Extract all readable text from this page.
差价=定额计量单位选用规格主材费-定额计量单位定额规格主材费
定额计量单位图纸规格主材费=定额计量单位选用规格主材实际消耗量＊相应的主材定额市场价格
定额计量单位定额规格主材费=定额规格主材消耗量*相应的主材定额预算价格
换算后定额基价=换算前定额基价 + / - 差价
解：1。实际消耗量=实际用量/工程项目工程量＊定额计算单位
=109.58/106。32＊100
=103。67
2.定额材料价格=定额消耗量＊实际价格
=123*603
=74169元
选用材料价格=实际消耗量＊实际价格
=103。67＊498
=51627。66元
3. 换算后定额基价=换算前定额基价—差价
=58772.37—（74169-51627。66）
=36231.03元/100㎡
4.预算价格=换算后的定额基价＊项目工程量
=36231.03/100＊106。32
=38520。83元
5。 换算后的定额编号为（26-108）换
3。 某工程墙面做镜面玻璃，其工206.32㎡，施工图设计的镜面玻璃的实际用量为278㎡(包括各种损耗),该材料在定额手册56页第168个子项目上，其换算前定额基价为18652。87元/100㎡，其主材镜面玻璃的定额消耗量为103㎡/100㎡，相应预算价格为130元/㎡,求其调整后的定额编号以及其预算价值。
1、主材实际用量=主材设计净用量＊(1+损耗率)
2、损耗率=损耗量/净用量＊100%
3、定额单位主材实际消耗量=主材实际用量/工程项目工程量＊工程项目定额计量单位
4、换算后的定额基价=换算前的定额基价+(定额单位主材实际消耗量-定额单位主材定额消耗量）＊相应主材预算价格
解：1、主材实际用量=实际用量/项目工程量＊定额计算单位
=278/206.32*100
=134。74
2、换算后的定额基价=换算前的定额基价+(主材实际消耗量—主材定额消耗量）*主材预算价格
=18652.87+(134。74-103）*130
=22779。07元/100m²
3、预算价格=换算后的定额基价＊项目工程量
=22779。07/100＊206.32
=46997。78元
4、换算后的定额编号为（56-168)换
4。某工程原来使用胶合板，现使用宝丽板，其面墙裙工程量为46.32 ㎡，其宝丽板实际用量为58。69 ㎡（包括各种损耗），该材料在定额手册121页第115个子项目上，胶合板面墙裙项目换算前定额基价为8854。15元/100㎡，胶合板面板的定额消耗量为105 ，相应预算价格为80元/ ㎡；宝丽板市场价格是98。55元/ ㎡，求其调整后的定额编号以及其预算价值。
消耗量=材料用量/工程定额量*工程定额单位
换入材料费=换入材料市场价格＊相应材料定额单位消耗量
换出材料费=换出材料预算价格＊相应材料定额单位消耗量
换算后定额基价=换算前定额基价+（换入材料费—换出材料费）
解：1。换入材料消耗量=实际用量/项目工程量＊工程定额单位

■ ■ ■

(Aim):
For this exercise, gather every line of the data that contains the word "定额单位主材实际消耗量".

(Answer in full):
3、定额单位主材实际消耗量=主材实际用量/工程项目工程量＊工程项目定额计量单位
4、换算后的定额基价=换算前的定额基价+(定额单位主材实际消耗量-定额单位主材定额消耗量）＊相应主材预算价格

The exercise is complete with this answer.